══ DATA EXTRACT ══
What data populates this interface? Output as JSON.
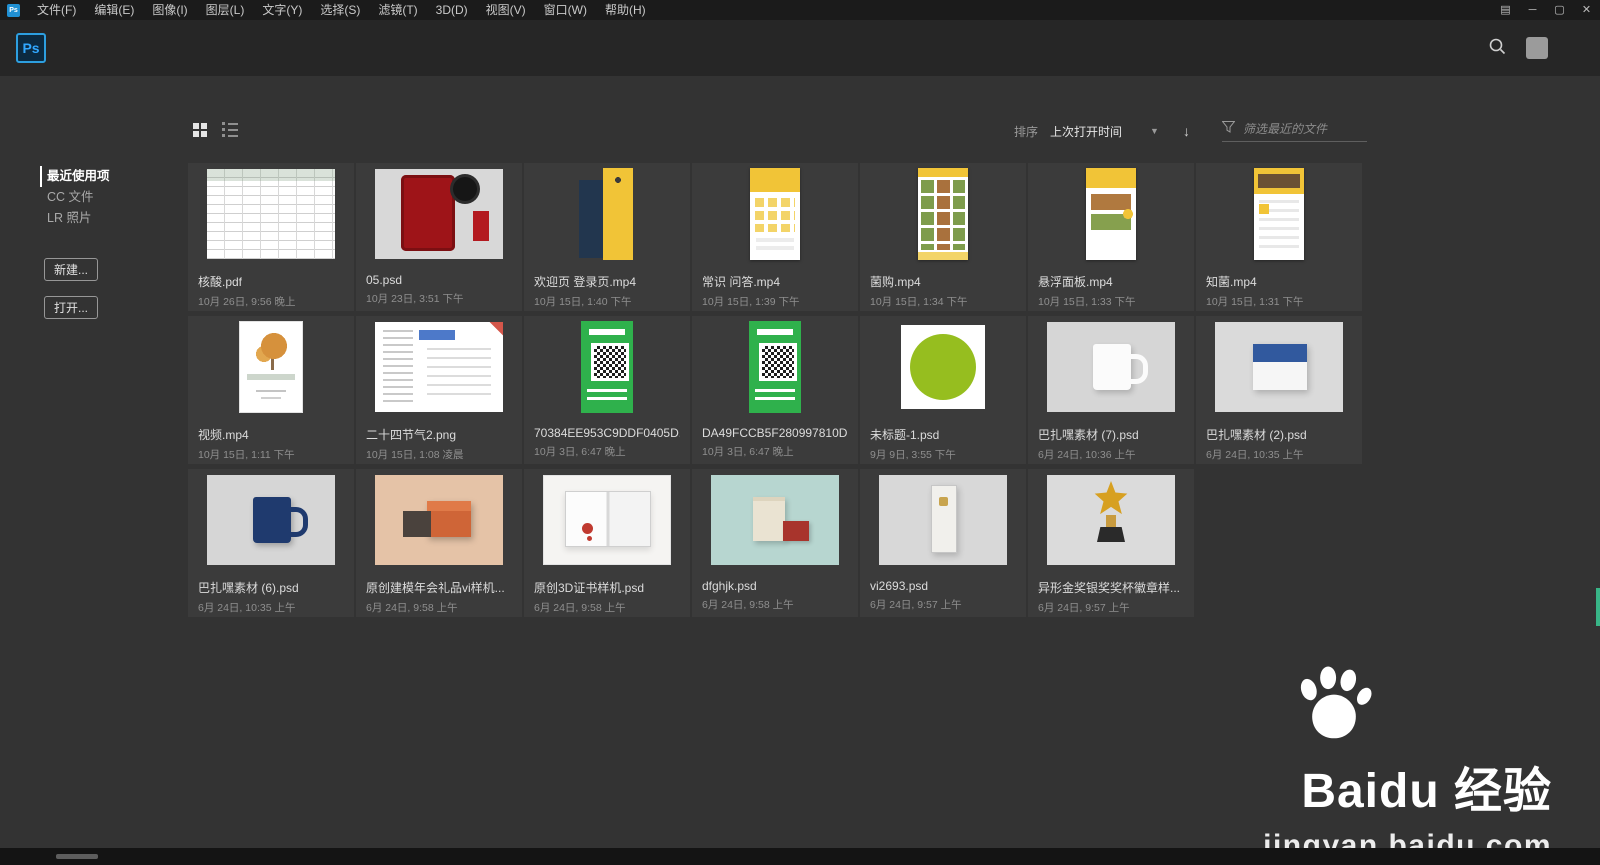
{
  "titlebar": {
    "app_initials": "Ps",
    "menus": [
      "文件(F)",
      "编辑(E)",
      "图像(I)",
      "图层(L)",
      "文字(Y)",
      "选择(S)",
      "滤镜(T)",
      "3D(D)",
      "视图(V)",
      "窗口(W)",
      "帮助(H)"
    ],
    "window_controls": {
      "minimize": "─",
      "maximize": "▢",
      "close": "✕"
    }
  },
  "header": {
    "logo_text": "Ps"
  },
  "sidebar": {
    "items": [
      {
        "label": "最近使用项",
        "active": true
      },
      {
        "label": "CC 文件",
        "active": false
      },
      {
        "label": "LR 照片",
        "active": false
      }
    ],
    "new_button": "新建...",
    "open_button": "打开..."
  },
  "toolbar": {
    "sort_label": "排序",
    "sort_value": "上次打开时间",
    "filter_placeholder": "筛选最近的文件"
  },
  "files": [
    {
      "name": "核酸.pdf",
      "date": "10月 26日, 9:56 晚上",
      "thumb": "doc"
    },
    {
      "name": "05.psd",
      "date": "10月 23日, 3:51 下午",
      "thumb": "tablet"
    },
    {
      "name": "欢迎页 登录页.mp4",
      "date": "10月 15日, 1:40 下午",
      "thumb": "welcome"
    },
    {
      "name": "常识 问答.mp4",
      "date": "10月 15日, 1:39 下午",
      "thumb": "quiz"
    },
    {
      "name": "菌购.mp4",
      "date": "10月 15日, 1:34 下午",
      "thumb": "food"
    },
    {
      "name": "悬浮面板.mp4",
      "date": "10月 15日, 1:33 下午",
      "thumb": "float"
    },
    {
      "name": "知菌.mp4",
      "date": "10月 15日, 1:31 下午",
      "thumb": "zhijun"
    },
    {
      "name": "视频.mp4",
      "date": "10月 15日, 1:11 下午",
      "thumb": "tree"
    },
    {
      "name": "二十四节气2.png",
      "date": "10月 15日, 1:08 凌晨",
      "thumb": "mindmap"
    },
    {
      "name": "70384EE953C9DDF0405D...",
      "date": "10月 3日, 6:47 晚上",
      "thumb": "qr"
    },
    {
      "name": "DA49FCCB5F280997810D...",
      "date": "10月 3日, 6:47 晚上",
      "thumb": "qr"
    },
    {
      "name": "未标题-1.psd",
      "date": "9月 9日, 3:55 下午",
      "thumb": "circle"
    },
    {
      "name": "巴扎嘿素材 (7).psd",
      "date": "6月 24日, 10:36 上午",
      "thumb": "mugwhite"
    },
    {
      "name": "巴扎嘿素材 (2).psd",
      "date": "6月 24日, 10:35 上午",
      "thumb": "boxblue"
    },
    {
      "name": "巴扎嘿素材 (6).psd",
      "date": "6月 24日, 10:35 上午",
      "thumb": "mugblue"
    },
    {
      "name": "原创建模年会礼品vi样机...",
      "date": "6月 24日, 9:58 上午",
      "thumb": "gift"
    },
    {
      "name": "原创3D证书样机.psd",
      "date": "6月 24日, 9:58 上午",
      "thumb": "cert"
    },
    {
      "name": "dfghjk.psd",
      "date": "6月 24日, 9:58 上午",
      "thumb": "bag"
    },
    {
      "name": "vi2693.psd",
      "date": "6月 24日, 9:57 上午",
      "thumb": "plaque"
    },
    {
      "name": "异形金奖银奖奖杯徽章样...",
      "date": "6月 24日, 9:57 上午",
      "thumb": "trophy"
    }
  ],
  "watermark": {
    "brand": "Baidu 经验",
    "url": "jingyan.baidu.com"
  }
}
═══
» **INSTRUCTIONS TO FOLLOW**: Using the listing above, locate the lines that hold "巴扎嘿素材" and copy each one.

» **WRITTEN RESPONSE**:
      "name": "巴扎嘿素材 (7).psd",
      "name": "巴扎嘿素材 (2).psd",
      "name": "巴扎嘿素材 (6).psd",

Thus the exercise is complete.